◆ Items
::::

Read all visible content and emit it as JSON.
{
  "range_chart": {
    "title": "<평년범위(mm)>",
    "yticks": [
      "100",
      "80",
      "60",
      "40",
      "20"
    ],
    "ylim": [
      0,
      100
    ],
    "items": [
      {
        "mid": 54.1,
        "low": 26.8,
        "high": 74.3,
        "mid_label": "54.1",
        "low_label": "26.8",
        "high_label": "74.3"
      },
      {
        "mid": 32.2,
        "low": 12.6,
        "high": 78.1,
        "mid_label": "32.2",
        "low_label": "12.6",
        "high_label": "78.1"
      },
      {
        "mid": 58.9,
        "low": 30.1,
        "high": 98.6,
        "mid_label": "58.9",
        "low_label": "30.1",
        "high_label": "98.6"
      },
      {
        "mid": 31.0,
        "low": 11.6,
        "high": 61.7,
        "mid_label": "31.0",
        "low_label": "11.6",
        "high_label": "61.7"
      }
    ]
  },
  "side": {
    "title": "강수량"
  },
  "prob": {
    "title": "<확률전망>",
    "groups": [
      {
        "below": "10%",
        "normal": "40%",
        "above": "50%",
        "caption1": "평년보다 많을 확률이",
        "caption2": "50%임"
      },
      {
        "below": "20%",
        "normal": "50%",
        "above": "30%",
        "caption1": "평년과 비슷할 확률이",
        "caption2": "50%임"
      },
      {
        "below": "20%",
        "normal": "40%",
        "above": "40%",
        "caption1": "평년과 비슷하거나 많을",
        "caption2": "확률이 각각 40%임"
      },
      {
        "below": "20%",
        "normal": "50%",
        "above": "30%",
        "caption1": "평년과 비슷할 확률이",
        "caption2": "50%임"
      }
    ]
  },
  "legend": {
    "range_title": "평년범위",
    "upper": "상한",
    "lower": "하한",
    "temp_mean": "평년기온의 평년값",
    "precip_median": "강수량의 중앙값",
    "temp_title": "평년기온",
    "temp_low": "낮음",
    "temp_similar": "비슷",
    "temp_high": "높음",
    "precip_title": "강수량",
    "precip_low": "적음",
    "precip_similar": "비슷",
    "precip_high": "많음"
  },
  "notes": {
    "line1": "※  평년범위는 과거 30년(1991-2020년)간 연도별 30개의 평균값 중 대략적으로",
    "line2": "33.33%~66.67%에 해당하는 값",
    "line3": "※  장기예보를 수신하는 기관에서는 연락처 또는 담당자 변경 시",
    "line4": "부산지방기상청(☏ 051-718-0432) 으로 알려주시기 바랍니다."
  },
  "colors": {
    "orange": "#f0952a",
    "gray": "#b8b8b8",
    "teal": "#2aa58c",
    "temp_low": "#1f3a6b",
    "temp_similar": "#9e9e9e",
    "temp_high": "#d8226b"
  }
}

::::

Retype every record above exactly as it appears.

Read all visible content and emit it as JSON.
{
  "range_chart": {
    "title": "<평년범위(mm)>",
    "yticks": [
      "100",
      "80",
      "60",
      "40",
      "20"
    ],
    "ylim": [
      0,
      100
    ],
    "items": [
      {
        "mid": 54.1,
        "low": 26.8,
        "high": 74.3,
        "mid_label": "54.1",
        "low_label": "26.8",
        "high_label": "74.3"
      },
      {
        "mid": 32.2,
        "low": 12.6,
        "high": 78.1,
        "mid_label": "32.2",
        "low_label": "12.6",
        "high_label": "78.1"
      },
      {
        "mid": 58.9,
        "low": 30.1,
        "high": 98.6,
        "mid_label": "58.9",
        "low_label": "30.1",
        "high_label": "98.6"
      },
      {
        "mid": 31.0,
        "low": 11.6,
        "high": 61.7,
        "mid_label": "31.0",
        "low_label": "11.6",
        "high_label": "61.7"
      }
    ]
  },
  "side": {
    "title": "강수량"
  },
  "prob": {
    "title": "<확률전망>",
    "groups": [
      {
        "below": "10%",
        "normal": "40%",
        "above": "50%",
        "caption1": "평년보다 많을 확률이",
        "caption2": "50%임"
      },
      {
        "below": "20%",
        "normal": "50%",
        "above": "30%",
        "caption1": "평년과 비슷할 확률이",
        "caption2": "50%임"
      },
      {
        "below": "20%",
        "normal": "40%",
        "above": "40%",
        "caption1": "평년과 비슷하거나 많을",
        "caption2": "확률이 각각 40%임"
      },
      {
        "below": "20%",
        "normal": "50%",
        "above": "30%",
        "caption1": "평년과 비슷할 확률이",
        "caption2": "50%임"
      }
    ]
  },
  "legend": {
    "range_title": "평년범위",
    "upper": "상한",
    "lower": "하한",
    "temp_mean": "평년기온의 평년값",
    "precip_median": "강수량의 중앙값",
    "temp_title": "평년기온",
    "temp_low": "낮음",
    "temp_similar": "비슷",
    "temp_high": "높음",
    "precip_title": "강수량",
    "precip_low": "적음",
    "precip_similar": "비슷",
    "precip_high": "많음"
  },
  "notes": {
    "line1": "※  평년범위는 과거 30년(1991-2020년)간 연도별 30개의 평균값 중 대략적으로",
    "line2": "33.33%~66.67%에 해당하는 값",
    "line3": "※  장기예보를 수신하는 기관에서는 연락처 또는 담당자 변경 시",
    "line4": "부산지방기상청(☏ 051-718-0432) 으로 알려주시기 바랍니다."
  },
  "colors": {
    "orange": "#f0952a",
    "gray": "#b8b8b8",
    "teal": "#2aa58c",
    "temp_low": "#1f3a6b",
    "temp_similar": "#9e9e9e",
    "temp_high": "#d8226b"
  }
}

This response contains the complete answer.